◆ Records from a collection ◆
# # #

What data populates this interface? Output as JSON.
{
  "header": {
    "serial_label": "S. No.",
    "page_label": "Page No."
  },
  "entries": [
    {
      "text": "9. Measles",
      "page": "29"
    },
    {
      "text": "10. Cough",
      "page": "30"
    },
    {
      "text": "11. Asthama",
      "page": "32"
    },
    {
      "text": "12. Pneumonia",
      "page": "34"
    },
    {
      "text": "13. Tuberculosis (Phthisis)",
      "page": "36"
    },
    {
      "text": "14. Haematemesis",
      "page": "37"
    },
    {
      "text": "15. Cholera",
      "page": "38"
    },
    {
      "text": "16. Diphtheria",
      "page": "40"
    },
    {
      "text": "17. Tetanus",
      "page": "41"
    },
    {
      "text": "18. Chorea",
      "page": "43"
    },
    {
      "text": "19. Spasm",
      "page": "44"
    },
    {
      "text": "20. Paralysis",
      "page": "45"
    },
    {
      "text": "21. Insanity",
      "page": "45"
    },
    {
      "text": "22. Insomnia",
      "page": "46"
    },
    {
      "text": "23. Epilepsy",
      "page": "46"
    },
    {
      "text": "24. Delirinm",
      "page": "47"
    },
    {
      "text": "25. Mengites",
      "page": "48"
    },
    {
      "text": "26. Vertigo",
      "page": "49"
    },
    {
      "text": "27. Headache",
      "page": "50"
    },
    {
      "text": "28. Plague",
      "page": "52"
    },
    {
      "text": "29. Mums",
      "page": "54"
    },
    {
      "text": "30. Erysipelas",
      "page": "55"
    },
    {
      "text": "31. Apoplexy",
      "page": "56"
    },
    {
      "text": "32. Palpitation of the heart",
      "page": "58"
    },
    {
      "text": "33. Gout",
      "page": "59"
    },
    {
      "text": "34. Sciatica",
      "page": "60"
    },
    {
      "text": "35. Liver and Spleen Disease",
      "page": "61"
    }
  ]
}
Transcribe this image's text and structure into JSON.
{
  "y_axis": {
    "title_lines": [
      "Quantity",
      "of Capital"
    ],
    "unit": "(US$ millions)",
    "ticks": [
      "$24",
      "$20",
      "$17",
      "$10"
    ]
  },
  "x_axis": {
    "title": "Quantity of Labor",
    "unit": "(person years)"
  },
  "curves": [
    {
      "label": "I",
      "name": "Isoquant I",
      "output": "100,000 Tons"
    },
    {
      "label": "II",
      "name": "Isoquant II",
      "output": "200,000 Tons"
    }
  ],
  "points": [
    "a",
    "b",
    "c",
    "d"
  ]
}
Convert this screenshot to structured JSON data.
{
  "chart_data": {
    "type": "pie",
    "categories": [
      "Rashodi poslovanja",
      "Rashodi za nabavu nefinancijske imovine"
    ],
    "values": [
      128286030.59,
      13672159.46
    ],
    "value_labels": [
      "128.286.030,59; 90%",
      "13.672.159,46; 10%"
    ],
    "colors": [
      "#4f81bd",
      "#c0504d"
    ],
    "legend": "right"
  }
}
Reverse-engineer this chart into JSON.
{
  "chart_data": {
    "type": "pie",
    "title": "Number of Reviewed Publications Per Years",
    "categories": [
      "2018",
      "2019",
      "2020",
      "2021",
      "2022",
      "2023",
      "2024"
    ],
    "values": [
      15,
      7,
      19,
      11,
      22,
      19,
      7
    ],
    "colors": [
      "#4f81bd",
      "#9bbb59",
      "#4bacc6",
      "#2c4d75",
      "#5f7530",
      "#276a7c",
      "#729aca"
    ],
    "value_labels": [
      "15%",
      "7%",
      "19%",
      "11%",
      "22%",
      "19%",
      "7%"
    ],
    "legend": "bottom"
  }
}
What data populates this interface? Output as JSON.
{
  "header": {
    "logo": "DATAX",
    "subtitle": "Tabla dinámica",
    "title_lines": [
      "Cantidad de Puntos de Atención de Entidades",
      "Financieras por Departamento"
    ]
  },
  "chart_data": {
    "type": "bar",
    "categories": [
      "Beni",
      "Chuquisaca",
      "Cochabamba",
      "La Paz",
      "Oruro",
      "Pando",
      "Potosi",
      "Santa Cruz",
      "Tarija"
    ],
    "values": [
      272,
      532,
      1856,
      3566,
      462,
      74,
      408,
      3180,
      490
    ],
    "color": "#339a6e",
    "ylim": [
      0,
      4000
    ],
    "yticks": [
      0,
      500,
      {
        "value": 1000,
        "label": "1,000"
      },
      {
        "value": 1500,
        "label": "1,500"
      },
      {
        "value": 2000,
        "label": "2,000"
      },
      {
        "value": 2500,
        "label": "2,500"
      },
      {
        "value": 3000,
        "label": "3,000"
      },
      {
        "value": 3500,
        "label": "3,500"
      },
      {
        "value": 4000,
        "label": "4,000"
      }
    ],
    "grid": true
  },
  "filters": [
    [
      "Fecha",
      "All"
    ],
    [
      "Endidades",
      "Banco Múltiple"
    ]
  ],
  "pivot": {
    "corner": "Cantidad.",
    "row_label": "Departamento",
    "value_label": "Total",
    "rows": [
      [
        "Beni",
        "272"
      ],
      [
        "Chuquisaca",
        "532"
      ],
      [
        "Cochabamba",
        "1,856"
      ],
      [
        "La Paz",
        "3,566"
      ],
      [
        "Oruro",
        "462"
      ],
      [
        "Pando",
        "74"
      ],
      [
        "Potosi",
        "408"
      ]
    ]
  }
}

# # #

◆ WHAT IS ASKED ◆
Write out every line of the entries that holds the word "Departamento".

◆ PROBLEM SOLUTION ◆
      "Financieras por Departamento"
    "row_label": "Departamento",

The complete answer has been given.